**Records from a collection of figures:**

==*==

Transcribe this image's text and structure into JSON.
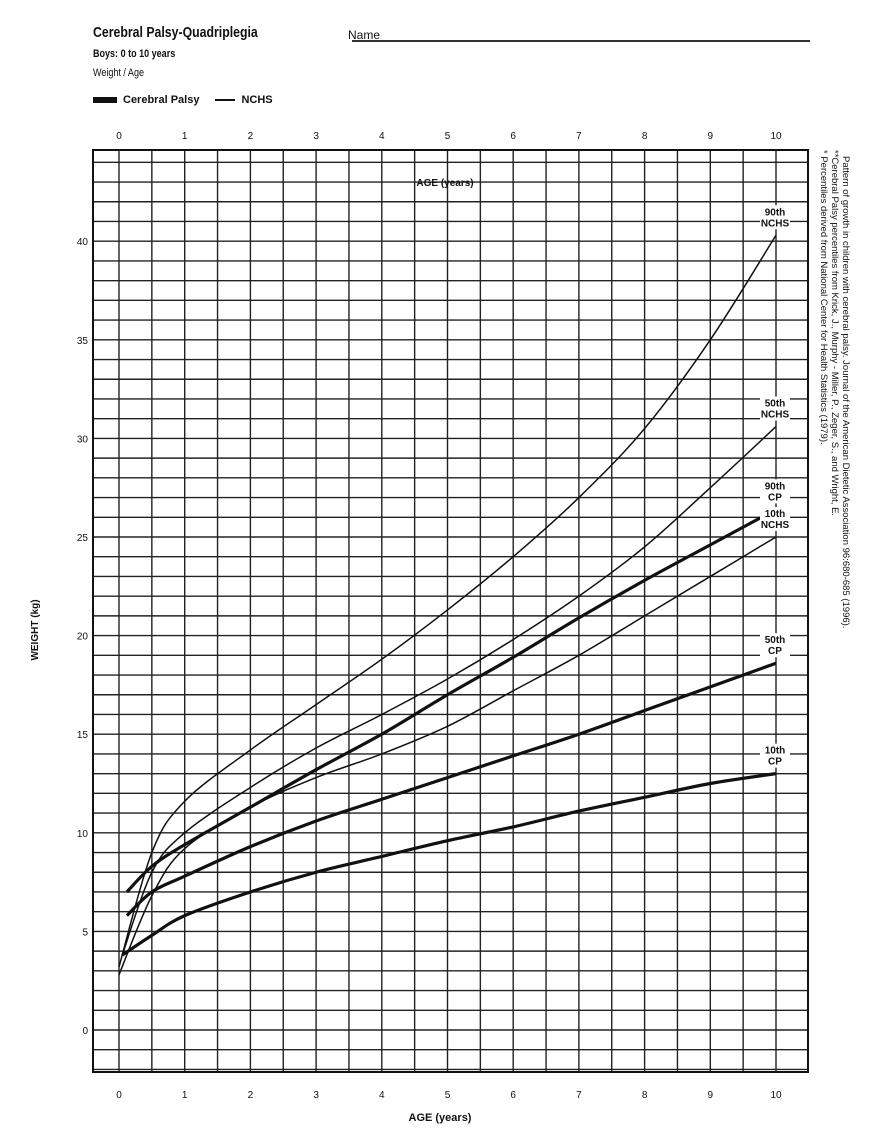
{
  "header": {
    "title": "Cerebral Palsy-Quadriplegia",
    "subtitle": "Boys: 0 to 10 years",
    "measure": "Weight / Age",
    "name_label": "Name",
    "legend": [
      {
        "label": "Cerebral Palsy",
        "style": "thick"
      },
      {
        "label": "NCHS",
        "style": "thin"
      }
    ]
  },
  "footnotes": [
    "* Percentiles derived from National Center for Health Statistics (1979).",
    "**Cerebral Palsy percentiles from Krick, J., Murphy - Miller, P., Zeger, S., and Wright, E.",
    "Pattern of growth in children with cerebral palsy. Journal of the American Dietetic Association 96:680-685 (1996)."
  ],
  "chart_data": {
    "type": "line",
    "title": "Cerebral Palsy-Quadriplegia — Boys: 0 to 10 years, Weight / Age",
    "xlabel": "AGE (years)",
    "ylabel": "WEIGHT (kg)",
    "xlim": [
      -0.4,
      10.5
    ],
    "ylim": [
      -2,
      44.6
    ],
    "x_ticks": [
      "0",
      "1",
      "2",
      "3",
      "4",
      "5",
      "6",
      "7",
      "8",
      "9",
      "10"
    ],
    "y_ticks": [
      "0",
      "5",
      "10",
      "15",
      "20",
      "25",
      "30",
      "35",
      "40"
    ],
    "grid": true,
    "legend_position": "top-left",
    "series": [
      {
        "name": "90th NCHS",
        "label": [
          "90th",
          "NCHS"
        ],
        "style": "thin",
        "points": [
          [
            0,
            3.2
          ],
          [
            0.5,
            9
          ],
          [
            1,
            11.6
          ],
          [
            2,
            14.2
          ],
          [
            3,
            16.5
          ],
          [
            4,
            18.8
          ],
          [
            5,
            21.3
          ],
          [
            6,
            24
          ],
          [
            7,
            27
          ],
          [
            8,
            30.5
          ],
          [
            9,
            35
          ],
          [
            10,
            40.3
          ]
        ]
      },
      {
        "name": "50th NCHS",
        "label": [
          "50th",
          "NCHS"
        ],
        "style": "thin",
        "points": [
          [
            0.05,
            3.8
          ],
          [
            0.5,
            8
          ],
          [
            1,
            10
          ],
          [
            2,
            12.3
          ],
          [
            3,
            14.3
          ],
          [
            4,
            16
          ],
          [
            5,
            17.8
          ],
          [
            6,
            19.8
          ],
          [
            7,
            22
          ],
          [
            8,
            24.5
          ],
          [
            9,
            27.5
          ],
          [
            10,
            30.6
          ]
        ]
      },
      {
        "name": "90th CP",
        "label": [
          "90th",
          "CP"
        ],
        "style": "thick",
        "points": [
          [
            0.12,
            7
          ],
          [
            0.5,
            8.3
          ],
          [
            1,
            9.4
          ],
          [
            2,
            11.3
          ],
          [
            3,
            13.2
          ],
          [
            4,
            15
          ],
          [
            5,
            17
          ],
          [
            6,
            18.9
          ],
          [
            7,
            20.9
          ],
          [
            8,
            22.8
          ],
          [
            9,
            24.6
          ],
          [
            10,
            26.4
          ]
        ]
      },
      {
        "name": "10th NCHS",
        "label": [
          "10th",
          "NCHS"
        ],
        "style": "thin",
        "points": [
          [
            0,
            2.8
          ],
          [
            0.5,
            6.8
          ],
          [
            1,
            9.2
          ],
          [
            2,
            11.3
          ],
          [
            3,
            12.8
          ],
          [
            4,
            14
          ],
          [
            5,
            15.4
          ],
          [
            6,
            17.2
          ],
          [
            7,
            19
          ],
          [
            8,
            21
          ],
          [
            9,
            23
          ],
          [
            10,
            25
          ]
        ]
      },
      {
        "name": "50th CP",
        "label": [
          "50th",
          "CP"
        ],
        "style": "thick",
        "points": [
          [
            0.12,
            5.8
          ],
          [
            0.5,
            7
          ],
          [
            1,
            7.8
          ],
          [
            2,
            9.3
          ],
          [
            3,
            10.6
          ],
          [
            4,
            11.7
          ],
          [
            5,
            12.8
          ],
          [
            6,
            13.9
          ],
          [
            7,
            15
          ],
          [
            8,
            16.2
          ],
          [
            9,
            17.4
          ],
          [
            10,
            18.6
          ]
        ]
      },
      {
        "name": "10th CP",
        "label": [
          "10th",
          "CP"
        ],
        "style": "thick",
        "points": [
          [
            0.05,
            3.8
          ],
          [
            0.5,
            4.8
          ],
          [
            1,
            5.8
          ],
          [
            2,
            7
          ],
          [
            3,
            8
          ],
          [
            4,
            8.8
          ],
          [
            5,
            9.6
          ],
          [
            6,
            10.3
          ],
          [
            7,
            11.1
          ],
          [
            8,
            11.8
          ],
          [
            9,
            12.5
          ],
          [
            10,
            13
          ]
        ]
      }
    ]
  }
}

==*==

**Set problem:** Your task is to transcribe all of the records precisely, with no images included.

**Complete output:**
Transcribe this image's text and structure into JSON.
{
  "header": {
    "title": "Cerebral Palsy-Quadriplegia",
    "subtitle": "Boys: 0 to 10 years",
    "measure": "Weight / Age",
    "name_label": "Name",
    "legend": [
      {
        "label": "Cerebral Palsy",
        "style": "thick"
      },
      {
        "label": "NCHS",
        "style": "thin"
      }
    ]
  },
  "footnotes": [
    "* Percentiles derived from National Center for Health Statistics (1979).",
    "**Cerebral Palsy percentiles from Krick, J., Murphy - Miller, P., Zeger, S., and Wright, E.",
    "Pattern of growth in children with cerebral palsy. Journal of the American Dietetic Association 96:680-685 (1996)."
  ],
  "chart_data": {
    "type": "line",
    "title": "Cerebral Palsy-Quadriplegia — Boys: 0 to 10 years, Weight / Age",
    "xlabel": "AGE (years)",
    "ylabel": "WEIGHT (kg)",
    "xlim": [
      -0.4,
      10.5
    ],
    "ylim": [
      -2,
      44.6
    ],
    "x_ticks": [
      "0",
      "1",
      "2",
      "3",
      "4",
      "5",
      "6",
      "7",
      "8",
      "9",
      "10"
    ],
    "y_ticks": [
      "0",
      "5",
      "10",
      "15",
      "20",
      "25",
      "30",
      "35",
      "40"
    ],
    "grid": true,
    "legend_position": "top-left",
    "series": [
      {
        "name": "90th NCHS",
        "label": [
          "90th",
          "NCHS"
        ],
        "style": "thin",
        "points": [
          [
            0,
            3.2
          ],
          [
            0.5,
            9
          ],
          [
            1,
            11.6
          ],
          [
            2,
            14.2
          ],
          [
            3,
            16.5
          ],
          [
            4,
            18.8
          ],
          [
            5,
            21.3
          ],
          [
            6,
            24
          ],
          [
            7,
            27
          ],
          [
            8,
            30.5
          ],
          [
            9,
            35
          ],
          [
            10,
            40.3
          ]
        ]
      },
      {
        "name": "50th NCHS",
        "label": [
          "50th",
          "NCHS"
        ],
        "style": "thin",
        "points": [
          [
            0.05,
            3.8
          ],
          [
            0.5,
            8
          ],
          [
            1,
            10
          ],
          [
            2,
            12.3
          ],
          [
            3,
            14.3
          ],
          [
            4,
            16
          ],
          [
            5,
            17.8
          ],
          [
            6,
            19.8
          ],
          [
            7,
            22
          ],
          [
            8,
            24.5
          ],
          [
            9,
            27.5
          ],
          [
            10,
            30.6
          ]
        ]
      },
      {
        "name": "90th CP",
        "label": [
          "90th",
          "CP"
        ],
        "style": "thick",
        "points": [
          [
            0.12,
            7
          ],
          [
            0.5,
            8.3
          ],
          [
            1,
            9.4
          ],
          [
            2,
            11.3
          ],
          [
            3,
            13.2
          ],
          [
            4,
            15
          ],
          [
            5,
            17
          ],
          [
            6,
            18.9
          ],
          [
            7,
            20.9
          ],
          [
            8,
            22.8
          ],
          [
            9,
            24.6
          ],
          [
            10,
            26.4
          ]
        ]
      },
      {
        "name": "10th NCHS",
        "label": [
          "10th",
          "NCHS"
        ],
        "style": "thin",
        "points": [
          [
            0,
            2.8
          ],
          [
            0.5,
            6.8
          ],
          [
            1,
            9.2
          ],
          [
            2,
            11.3
          ],
          [
            3,
            12.8
          ],
          [
            4,
            14
          ],
          [
            5,
            15.4
          ],
          [
            6,
            17.2
          ],
          [
            7,
            19
          ],
          [
            8,
            21
          ],
          [
            9,
            23
          ],
          [
            10,
            25
          ]
        ]
      },
      {
        "name": "50th CP",
        "label": [
          "50th",
          "CP"
        ],
        "style": "thick",
        "points": [
          [
            0.12,
            5.8
          ],
          [
            0.5,
            7
          ],
          [
            1,
            7.8
          ],
          [
            2,
            9.3
          ],
          [
            3,
            10.6
          ],
          [
            4,
            11.7
          ],
          [
            5,
            12.8
          ],
          [
            6,
            13.9
          ],
          [
            7,
            15
          ],
          [
            8,
            16.2
          ],
          [
            9,
            17.4
          ],
          [
            10,
            18.6
          ]
        ]
      },
      {
        "name": "10th CP",
        "label": [
          "10th",
          "CP"
        ],
        "style": "thick",
        "points": [
          [
            0.05,
            3.8
          ],
          [
            0.5,
            4.8
          ],
          [
            1,
            5.8
          ],
          [
            2,
            7
          ],
          [
            3,
            8
          ],
          [
            4,
            8.8
          ],
          [
            5,
            9.6
          ],
          [
            6,
            10.3
          ],
          [
            7,
            11.1
          ],
          [
            8,
            11.8
          ],
          [
            9,
            12.5
          ],
          [
            10,
            13
          ]
        ]
      }
    ]
  }
}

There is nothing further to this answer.